● Short exercise:
Rewrite the listing from its start through the line containing "y-tick-label: 50.00 — [942, 530, 970, 542]", replacing "trendline" with "trend-line" and leaving everything else unchanged.
* start Material for this exercise *
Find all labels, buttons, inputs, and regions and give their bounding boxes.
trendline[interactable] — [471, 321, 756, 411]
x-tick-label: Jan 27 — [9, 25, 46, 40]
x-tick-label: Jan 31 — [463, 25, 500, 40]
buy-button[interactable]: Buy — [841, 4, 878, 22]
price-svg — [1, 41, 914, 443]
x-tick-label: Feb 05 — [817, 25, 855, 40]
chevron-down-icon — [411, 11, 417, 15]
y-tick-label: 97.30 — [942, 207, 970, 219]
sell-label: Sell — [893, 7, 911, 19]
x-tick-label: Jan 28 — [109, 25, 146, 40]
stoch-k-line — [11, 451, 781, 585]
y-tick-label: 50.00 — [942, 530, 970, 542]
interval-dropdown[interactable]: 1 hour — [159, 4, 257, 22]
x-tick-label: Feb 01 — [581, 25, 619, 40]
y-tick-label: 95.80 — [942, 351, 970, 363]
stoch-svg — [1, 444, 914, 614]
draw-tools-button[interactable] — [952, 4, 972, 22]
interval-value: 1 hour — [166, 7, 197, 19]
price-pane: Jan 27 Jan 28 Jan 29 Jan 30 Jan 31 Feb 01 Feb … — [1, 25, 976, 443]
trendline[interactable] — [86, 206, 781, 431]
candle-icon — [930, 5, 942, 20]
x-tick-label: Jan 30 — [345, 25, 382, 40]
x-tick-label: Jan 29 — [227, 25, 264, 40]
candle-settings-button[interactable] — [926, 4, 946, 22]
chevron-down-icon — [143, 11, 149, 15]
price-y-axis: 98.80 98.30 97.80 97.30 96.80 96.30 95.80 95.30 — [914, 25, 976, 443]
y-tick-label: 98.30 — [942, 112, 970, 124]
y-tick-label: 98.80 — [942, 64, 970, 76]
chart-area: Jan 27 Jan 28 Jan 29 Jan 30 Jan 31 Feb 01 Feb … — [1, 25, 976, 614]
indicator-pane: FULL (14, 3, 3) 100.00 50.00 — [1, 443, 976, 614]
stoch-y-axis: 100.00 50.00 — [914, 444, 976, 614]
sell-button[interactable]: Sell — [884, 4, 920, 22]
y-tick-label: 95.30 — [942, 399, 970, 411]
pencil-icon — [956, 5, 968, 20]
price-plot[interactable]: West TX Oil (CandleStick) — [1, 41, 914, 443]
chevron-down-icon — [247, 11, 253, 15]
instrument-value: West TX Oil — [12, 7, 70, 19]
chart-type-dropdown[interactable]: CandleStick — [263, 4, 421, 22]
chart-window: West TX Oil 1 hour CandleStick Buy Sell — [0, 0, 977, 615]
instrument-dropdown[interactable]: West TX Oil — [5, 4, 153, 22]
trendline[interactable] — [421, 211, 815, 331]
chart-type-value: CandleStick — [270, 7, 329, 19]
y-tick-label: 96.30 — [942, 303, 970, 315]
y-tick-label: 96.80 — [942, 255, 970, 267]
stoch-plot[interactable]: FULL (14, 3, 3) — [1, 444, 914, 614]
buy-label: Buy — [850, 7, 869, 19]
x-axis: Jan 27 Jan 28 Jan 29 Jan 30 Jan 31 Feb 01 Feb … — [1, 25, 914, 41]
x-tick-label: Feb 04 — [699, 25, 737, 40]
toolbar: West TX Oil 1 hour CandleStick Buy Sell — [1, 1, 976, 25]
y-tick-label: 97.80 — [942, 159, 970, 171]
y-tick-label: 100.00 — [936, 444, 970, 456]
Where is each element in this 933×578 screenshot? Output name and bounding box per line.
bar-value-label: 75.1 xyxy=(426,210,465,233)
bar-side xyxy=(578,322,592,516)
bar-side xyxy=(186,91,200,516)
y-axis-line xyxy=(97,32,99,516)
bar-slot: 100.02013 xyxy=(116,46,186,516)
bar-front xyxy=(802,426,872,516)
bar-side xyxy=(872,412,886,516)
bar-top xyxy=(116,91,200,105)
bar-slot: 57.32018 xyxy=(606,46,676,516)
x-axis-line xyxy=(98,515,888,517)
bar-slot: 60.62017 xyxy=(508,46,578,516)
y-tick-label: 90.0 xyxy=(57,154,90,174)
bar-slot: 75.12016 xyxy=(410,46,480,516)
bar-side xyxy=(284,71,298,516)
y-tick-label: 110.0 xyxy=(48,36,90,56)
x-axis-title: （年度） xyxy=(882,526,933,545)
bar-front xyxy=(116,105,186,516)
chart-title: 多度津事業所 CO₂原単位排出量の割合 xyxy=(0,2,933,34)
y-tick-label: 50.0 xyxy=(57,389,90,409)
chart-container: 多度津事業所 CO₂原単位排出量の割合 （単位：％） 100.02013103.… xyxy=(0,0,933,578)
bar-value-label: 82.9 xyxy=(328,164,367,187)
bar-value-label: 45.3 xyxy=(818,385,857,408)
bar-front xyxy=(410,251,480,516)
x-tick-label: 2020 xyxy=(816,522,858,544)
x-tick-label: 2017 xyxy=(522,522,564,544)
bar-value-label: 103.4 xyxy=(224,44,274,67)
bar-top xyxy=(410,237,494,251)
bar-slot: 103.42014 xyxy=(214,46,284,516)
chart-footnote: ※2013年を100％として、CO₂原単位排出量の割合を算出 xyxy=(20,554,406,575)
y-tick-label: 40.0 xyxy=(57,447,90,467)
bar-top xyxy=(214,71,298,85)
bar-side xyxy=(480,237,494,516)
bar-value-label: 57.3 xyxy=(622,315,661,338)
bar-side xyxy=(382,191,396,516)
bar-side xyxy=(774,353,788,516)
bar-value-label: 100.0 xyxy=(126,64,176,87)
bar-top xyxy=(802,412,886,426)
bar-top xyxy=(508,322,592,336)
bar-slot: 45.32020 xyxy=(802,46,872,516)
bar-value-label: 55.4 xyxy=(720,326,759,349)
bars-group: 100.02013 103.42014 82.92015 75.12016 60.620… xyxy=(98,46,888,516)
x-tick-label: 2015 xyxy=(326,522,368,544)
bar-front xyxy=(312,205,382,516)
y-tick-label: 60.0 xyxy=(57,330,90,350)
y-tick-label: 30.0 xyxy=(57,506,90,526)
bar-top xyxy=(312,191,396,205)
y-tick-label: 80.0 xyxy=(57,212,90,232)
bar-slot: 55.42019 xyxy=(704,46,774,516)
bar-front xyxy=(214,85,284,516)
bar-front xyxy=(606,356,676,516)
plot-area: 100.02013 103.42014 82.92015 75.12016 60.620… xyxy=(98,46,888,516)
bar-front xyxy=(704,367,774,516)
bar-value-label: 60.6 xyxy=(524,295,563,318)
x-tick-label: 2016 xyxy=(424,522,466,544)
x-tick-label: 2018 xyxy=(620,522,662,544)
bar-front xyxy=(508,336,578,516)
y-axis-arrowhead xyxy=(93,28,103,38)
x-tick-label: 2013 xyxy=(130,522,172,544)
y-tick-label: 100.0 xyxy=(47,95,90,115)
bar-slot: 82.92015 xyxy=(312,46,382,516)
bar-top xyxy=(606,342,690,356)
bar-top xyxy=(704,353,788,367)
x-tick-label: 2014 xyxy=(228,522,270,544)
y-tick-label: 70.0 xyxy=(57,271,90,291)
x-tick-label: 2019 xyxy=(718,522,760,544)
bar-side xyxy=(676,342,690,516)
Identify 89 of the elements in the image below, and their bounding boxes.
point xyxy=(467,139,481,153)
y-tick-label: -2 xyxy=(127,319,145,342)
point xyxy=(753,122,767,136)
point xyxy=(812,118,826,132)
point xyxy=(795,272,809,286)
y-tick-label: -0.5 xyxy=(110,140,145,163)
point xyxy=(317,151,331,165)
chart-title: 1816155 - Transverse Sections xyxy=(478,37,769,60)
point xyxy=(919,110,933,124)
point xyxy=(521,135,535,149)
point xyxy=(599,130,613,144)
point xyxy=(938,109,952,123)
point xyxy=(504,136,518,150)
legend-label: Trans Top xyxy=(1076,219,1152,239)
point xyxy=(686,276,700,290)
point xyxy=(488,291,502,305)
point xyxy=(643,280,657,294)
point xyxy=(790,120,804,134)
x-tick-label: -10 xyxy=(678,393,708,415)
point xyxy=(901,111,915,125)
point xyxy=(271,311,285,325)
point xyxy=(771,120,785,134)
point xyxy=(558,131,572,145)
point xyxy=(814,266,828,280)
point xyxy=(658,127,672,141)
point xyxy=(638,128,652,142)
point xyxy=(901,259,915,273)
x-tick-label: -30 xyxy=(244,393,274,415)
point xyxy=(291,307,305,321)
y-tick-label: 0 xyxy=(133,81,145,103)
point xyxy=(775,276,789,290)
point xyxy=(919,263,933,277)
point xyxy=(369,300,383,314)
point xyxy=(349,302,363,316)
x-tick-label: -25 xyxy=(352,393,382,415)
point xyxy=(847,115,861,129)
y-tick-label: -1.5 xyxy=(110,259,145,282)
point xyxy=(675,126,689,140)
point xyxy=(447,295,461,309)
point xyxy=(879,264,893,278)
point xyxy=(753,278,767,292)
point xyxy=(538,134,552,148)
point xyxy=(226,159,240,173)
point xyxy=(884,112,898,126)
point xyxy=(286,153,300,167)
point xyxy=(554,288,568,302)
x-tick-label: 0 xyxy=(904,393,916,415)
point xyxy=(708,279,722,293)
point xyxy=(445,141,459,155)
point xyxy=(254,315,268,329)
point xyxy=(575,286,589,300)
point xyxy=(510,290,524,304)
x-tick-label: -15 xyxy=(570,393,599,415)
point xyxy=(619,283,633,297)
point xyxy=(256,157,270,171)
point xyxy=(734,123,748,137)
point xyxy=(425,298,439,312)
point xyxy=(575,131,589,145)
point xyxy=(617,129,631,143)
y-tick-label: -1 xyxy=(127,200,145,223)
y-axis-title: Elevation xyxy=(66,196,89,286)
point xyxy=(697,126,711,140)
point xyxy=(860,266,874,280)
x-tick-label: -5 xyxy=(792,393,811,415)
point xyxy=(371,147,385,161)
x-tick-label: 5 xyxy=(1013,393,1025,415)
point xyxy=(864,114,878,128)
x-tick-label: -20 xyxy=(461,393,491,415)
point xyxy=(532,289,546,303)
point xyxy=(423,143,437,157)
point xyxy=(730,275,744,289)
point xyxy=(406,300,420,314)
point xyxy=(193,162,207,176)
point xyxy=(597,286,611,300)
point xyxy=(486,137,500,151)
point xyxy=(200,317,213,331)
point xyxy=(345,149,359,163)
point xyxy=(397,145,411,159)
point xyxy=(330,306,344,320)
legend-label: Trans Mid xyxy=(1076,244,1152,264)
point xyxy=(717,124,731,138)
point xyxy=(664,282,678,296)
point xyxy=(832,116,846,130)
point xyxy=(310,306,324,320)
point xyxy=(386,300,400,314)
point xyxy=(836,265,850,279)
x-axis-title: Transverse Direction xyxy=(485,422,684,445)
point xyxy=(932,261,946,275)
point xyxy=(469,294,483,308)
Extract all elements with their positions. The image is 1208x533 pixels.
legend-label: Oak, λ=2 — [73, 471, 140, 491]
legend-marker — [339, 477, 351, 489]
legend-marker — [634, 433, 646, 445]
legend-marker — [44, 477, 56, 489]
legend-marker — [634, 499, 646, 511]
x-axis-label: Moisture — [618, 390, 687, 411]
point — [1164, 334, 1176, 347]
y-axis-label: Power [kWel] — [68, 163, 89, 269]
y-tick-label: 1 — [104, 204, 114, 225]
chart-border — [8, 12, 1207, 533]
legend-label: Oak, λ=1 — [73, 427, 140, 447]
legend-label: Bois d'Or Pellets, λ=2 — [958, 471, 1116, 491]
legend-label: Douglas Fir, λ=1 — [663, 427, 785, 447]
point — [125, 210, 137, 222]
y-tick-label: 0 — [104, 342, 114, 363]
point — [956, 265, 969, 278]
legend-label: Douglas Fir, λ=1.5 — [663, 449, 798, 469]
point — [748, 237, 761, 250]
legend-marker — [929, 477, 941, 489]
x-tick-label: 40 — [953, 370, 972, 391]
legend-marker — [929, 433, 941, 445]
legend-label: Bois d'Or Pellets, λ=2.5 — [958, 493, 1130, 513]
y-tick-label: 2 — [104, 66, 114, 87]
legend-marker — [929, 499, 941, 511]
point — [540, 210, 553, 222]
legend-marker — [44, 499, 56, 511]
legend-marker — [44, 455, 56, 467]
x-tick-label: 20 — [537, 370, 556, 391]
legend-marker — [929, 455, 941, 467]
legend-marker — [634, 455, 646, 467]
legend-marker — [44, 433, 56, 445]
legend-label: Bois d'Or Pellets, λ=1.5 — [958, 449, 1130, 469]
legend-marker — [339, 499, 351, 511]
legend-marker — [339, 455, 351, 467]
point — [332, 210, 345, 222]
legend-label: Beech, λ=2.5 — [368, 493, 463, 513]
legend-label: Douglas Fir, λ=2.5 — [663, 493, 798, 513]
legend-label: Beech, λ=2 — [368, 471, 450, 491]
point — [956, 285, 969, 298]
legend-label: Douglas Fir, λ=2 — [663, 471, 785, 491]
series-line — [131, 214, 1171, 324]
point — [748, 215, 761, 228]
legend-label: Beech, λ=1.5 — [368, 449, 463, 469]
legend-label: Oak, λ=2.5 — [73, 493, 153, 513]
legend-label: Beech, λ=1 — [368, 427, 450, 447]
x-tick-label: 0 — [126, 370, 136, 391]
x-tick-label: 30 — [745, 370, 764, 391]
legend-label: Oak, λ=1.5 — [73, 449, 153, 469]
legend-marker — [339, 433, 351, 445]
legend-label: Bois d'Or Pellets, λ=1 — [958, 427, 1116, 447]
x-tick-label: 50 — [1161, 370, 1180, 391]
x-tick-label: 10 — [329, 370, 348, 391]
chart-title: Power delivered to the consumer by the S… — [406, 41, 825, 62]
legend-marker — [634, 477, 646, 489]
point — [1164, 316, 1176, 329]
* end Material for this exercise *
● Task output:
Find all labels, buttons, inputs, and regions and give their bounding boxes.
trend-line[interactable] — [471, 321, 756, 411]
x-tick-label: Jan 27 — [9, 25, 46, 40]
x-tick-label: Jan 31 — [463, 25, 500, 40]
buy-button[interactable]: Buy — [841, 4, 878, 22]
price-svg — [1, 41, 914, 443]
x-tick-label: Feb 05 — [817, 25, 855, 40]
chevron-down-icon — [411, 11, 417, 15]
y-tick-label: 97.30 — [942, 207, 970, 219]
sell-label: Sell — [893, 7, 911, 19]
x-tick-label: Jan 28 — [109, 25, 146, 40]
stoch-k-line — [11, 451, 781, 585]
y-tick-label: 50.00 — [942, 530, 970, 542]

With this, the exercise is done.